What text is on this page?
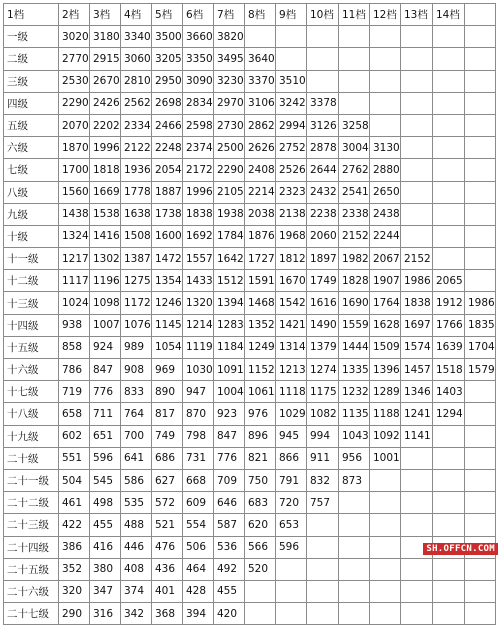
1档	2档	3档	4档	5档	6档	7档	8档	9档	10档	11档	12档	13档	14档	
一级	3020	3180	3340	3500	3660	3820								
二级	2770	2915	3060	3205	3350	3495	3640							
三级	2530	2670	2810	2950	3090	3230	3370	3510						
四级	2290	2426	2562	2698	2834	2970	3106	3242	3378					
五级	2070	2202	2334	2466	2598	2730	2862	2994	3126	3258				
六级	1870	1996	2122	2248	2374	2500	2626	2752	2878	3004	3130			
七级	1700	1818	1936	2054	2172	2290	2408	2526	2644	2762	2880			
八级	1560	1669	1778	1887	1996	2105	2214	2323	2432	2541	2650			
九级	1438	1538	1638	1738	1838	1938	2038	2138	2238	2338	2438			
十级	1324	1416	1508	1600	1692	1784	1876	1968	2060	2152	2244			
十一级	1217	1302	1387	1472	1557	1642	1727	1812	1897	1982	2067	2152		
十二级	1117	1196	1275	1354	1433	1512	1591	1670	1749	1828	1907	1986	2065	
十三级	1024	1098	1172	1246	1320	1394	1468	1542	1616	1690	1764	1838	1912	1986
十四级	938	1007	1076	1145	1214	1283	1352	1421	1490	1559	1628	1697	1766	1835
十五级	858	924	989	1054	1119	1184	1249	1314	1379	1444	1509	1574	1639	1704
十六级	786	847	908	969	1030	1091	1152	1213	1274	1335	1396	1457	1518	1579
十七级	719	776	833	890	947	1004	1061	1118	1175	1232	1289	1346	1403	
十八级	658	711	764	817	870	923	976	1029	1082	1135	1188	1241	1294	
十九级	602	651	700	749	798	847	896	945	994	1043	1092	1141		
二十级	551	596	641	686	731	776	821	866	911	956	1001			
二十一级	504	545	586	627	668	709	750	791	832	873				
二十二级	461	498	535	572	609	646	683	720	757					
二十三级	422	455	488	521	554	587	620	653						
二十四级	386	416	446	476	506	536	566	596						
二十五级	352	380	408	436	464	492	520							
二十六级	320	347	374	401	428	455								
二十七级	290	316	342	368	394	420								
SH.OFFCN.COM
..........
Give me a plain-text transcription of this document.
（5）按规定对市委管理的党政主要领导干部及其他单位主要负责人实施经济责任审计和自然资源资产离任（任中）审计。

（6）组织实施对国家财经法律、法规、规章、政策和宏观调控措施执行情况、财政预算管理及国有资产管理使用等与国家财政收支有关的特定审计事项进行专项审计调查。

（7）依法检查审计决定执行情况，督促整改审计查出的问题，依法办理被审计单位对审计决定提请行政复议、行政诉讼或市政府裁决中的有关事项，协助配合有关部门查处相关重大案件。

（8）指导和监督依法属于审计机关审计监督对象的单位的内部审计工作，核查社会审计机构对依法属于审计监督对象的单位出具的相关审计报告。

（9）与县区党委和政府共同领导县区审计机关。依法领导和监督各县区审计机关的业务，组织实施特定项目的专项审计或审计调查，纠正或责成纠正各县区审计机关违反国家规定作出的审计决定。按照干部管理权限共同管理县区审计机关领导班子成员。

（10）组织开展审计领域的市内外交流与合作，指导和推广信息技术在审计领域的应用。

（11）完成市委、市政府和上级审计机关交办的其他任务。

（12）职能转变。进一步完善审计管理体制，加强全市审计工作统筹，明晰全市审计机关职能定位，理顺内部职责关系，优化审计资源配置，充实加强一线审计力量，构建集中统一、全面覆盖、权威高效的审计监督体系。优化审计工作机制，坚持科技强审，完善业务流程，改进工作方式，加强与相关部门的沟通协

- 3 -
..........
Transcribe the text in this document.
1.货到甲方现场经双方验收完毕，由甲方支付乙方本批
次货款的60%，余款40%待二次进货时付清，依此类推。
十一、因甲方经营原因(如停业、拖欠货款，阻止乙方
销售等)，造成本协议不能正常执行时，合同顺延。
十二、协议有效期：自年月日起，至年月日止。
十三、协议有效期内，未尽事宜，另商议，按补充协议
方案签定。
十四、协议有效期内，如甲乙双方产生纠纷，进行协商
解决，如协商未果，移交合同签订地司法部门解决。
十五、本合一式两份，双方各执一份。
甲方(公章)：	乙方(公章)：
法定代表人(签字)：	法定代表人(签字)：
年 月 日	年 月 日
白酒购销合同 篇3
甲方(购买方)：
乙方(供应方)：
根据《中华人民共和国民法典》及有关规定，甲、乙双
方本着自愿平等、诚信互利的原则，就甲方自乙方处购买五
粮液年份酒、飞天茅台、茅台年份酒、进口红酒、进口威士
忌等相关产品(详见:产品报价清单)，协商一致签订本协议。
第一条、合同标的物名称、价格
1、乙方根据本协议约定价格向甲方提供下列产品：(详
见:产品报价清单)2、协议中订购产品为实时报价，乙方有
..........
*What to do:*
Go through the records. Copy each line where "document" appears.

*Right answer:*
Give me a plain-text transcription of this document.
Transcribe the text in this document.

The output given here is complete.